# DATA:
start
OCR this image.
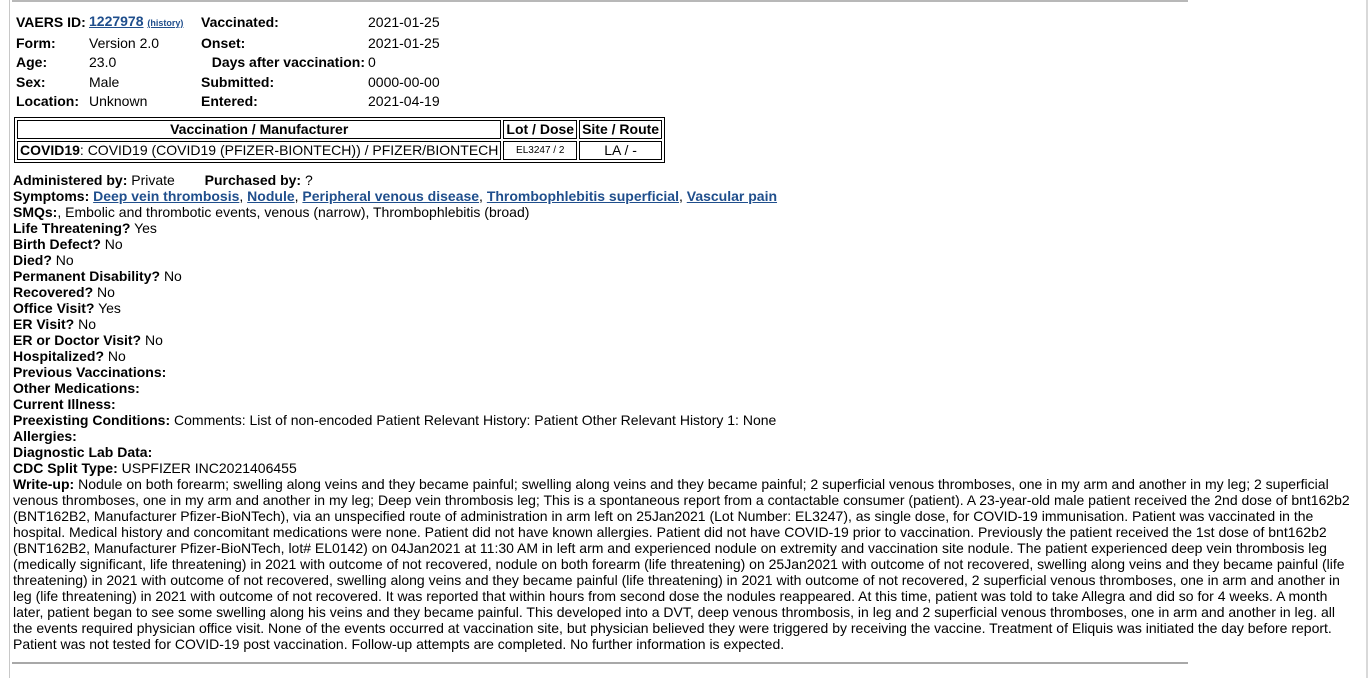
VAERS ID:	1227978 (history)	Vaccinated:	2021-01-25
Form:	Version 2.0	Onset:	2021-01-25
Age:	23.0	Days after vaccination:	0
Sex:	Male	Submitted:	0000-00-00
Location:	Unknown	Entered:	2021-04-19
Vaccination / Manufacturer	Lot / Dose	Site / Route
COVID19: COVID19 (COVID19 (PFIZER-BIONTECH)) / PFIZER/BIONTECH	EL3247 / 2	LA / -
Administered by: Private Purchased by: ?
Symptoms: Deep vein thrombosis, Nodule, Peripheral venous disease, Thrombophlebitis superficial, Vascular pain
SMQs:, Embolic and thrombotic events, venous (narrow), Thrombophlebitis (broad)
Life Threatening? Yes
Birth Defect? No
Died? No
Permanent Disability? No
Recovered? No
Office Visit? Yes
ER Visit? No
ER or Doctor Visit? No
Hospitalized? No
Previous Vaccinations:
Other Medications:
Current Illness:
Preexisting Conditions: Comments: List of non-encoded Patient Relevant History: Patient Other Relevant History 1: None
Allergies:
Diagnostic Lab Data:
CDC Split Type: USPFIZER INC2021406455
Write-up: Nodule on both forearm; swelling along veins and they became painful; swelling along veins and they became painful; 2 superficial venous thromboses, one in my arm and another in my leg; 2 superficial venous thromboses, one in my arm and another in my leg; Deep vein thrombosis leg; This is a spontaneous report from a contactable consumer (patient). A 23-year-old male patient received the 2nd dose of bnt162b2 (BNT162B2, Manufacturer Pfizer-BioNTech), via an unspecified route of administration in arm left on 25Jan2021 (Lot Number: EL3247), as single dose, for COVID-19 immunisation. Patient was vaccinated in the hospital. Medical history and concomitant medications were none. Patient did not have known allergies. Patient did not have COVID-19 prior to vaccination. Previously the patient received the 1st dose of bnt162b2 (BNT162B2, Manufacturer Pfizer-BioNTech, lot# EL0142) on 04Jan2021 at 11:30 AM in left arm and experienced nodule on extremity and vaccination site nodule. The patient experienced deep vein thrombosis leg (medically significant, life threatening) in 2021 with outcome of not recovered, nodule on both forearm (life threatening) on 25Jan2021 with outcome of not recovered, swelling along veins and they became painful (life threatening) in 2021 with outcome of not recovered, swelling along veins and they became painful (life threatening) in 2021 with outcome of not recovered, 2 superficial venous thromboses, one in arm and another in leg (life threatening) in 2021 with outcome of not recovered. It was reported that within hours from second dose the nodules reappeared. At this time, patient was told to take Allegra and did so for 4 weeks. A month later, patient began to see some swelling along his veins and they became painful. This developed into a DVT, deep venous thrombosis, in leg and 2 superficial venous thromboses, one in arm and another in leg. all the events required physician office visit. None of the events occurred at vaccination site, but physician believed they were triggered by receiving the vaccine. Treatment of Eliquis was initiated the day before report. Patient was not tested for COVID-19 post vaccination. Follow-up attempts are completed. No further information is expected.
end
# EXERCISE DETAILS:
Pick each line holding the word "Thrombophlebitis" out of the listing.

# RESPONSE TO THIS EXERCISE:
Symptoms: Deep vein thrombosis, Nodule, Peripheral venous disease, Thrombophlebitis superficial, Vascular pain
SMQs:, Embolic and thrombotic events, venous (narrow), Thrombophlebitis (broad)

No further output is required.